▶ _The request_
Return each line containing the string "бүгін".

(Data entries)
◆ ◆ ◆ ◆ ◆ ◆ ◆

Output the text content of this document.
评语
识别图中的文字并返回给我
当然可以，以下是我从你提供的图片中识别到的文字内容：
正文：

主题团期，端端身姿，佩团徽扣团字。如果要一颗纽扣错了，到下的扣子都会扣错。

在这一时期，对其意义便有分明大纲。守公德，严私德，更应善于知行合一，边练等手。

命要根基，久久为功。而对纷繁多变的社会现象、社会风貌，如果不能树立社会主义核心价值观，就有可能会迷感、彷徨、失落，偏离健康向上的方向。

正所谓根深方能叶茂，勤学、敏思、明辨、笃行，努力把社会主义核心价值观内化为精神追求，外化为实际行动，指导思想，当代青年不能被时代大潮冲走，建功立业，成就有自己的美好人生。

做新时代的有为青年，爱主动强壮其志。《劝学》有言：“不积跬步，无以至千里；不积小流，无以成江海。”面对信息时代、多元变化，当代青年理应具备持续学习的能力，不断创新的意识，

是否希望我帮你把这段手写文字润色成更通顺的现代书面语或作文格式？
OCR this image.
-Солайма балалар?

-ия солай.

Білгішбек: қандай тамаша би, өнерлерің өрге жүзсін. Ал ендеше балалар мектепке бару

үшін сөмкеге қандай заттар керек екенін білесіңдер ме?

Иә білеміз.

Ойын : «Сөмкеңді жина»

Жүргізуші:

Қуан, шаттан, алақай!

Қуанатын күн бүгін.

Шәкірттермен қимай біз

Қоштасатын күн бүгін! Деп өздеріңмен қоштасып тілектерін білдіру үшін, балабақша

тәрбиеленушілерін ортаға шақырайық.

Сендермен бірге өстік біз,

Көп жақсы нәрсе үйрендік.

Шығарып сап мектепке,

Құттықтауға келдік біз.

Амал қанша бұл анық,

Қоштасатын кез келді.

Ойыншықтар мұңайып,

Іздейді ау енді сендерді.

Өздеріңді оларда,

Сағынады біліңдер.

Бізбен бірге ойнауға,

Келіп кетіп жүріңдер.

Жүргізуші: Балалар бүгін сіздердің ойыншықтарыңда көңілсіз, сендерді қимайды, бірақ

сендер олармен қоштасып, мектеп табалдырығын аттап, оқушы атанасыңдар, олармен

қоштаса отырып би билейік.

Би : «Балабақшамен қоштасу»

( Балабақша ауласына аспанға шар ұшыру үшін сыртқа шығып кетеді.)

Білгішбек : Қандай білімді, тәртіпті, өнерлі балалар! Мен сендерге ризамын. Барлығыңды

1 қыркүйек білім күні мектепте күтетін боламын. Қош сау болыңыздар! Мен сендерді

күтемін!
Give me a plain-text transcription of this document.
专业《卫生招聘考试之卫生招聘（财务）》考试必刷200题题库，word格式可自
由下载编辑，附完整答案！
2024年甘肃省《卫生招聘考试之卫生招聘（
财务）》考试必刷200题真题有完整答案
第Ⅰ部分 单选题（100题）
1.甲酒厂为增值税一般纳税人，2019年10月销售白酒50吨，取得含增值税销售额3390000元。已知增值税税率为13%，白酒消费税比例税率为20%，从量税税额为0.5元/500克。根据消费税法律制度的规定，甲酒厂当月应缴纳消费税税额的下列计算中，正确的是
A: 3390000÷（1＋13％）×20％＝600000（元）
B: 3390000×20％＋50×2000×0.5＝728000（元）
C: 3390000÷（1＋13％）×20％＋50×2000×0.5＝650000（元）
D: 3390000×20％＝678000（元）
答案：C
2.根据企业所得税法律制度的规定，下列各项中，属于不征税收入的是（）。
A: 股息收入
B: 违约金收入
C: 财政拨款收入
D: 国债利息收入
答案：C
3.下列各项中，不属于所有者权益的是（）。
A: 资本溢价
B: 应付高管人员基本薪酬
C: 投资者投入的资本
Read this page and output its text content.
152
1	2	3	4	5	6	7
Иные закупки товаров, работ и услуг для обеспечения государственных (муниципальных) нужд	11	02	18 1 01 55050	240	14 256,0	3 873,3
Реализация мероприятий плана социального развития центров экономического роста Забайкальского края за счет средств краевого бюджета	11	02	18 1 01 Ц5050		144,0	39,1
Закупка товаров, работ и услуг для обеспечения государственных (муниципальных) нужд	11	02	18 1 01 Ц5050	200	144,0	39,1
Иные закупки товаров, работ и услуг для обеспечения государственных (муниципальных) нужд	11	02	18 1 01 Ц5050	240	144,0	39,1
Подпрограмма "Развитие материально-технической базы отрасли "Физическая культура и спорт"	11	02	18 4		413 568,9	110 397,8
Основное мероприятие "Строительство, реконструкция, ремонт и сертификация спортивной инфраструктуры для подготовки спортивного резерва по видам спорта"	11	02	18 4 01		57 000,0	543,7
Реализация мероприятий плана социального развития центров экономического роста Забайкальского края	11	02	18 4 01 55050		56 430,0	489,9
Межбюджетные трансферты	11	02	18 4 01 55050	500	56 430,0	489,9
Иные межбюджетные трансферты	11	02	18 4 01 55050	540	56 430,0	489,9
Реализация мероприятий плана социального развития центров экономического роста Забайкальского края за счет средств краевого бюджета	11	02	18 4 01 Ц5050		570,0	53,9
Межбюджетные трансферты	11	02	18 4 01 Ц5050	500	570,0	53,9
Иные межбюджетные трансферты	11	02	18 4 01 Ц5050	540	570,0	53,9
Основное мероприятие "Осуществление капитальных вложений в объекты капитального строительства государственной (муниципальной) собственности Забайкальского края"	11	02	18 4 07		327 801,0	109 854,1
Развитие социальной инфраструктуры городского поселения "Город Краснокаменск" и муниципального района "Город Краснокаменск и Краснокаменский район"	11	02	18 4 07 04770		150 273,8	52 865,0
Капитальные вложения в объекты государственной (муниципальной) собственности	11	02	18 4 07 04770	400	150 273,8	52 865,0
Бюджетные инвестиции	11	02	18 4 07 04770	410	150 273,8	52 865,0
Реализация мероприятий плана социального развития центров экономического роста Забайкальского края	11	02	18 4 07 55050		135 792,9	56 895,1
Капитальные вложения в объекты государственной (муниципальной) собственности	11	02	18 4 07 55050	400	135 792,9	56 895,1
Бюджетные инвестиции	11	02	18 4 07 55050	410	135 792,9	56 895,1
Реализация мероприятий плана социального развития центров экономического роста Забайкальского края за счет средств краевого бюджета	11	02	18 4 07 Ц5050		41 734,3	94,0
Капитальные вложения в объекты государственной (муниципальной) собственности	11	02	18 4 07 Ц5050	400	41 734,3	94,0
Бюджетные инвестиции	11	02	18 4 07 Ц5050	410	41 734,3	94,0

◆ ◆ ◆ ◆ ◆ ◆ ◆

▶ _Correct output_
Қуанатын күн бүгін.
Қоштасатын күн бүгін! Деп өздеріңмен қоштасып тілектерін білдіру үшін, балабақша
Жүргізуші: Балалар бүгін сіздердің ойыншықтарыңда көңілсіз, сендерді қимайды, бірақ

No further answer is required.